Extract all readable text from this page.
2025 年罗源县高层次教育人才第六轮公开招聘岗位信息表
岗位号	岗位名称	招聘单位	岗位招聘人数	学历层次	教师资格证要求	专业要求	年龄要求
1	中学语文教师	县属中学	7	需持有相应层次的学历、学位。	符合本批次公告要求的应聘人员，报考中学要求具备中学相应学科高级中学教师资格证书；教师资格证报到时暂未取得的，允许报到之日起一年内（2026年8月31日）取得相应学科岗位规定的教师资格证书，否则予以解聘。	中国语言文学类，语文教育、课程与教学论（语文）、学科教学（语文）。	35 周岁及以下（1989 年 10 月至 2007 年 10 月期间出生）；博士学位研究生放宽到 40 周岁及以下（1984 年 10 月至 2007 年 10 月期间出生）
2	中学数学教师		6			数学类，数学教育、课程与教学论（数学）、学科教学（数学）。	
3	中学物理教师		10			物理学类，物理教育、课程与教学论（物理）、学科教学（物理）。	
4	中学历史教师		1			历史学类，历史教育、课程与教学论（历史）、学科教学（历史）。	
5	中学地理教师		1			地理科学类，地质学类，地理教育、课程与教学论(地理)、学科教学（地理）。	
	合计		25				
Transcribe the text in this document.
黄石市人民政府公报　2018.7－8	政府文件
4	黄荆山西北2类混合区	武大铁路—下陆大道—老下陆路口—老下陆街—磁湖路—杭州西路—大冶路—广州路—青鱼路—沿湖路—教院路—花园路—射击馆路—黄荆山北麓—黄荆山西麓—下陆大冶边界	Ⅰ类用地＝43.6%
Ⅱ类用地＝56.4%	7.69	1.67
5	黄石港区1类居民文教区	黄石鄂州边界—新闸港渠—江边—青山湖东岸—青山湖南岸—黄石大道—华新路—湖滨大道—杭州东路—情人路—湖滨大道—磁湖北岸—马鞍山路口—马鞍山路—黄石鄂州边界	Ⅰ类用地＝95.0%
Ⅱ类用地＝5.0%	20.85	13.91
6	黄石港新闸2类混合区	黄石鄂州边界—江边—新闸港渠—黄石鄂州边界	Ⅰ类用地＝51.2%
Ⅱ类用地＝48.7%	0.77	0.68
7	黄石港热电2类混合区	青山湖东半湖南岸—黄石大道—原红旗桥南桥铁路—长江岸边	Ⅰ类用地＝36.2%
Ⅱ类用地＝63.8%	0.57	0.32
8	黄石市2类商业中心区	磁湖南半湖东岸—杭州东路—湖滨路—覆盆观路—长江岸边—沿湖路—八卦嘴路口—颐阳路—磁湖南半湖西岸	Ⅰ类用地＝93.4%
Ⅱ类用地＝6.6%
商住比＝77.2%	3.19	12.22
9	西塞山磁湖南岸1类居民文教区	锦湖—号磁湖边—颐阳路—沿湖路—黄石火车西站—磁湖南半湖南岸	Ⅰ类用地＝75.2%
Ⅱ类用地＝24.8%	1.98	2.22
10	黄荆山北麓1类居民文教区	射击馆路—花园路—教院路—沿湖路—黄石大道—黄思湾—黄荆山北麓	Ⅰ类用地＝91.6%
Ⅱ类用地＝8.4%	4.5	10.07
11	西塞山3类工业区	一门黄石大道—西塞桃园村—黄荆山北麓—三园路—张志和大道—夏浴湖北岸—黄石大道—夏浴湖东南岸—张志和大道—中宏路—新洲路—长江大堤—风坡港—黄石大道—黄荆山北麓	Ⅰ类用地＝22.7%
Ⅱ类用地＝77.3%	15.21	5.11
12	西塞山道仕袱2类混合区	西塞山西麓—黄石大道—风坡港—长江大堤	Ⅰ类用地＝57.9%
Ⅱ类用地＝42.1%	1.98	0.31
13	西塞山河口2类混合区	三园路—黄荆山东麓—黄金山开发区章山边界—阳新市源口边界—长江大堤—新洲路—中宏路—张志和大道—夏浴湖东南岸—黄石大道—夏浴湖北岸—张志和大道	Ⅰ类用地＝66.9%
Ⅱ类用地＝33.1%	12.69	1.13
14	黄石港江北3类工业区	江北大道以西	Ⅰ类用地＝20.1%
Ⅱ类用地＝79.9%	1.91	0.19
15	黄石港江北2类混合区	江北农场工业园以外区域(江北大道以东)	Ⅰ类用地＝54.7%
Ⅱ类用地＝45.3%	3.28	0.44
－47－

EXERCISE
Pull out all lines from the entries above in which the word "杭州东路" appears.

TASK ANSWER
5	黄石港区1类居民文教区	黄石鄂州边界—新闸港渠—江边—青山湖东岸—青山湖南岸—黄石大道—华新路—湖滨大道—杭州东路—情人路—湖滨大道—磁湖北岸—马鞍山路口—马鞍山路—黄石鄂州边界	Ⅰ类用地＝95.0%
8	黄石市2类商业中心区	磁湖南半湖东岸—杭州东路—湖滨路—覆盆观路—长江岸边—沿湖路—八卦嘴路口—颐阳路—磁湖南半湖西岸	Ⅰ类用地＝93.4%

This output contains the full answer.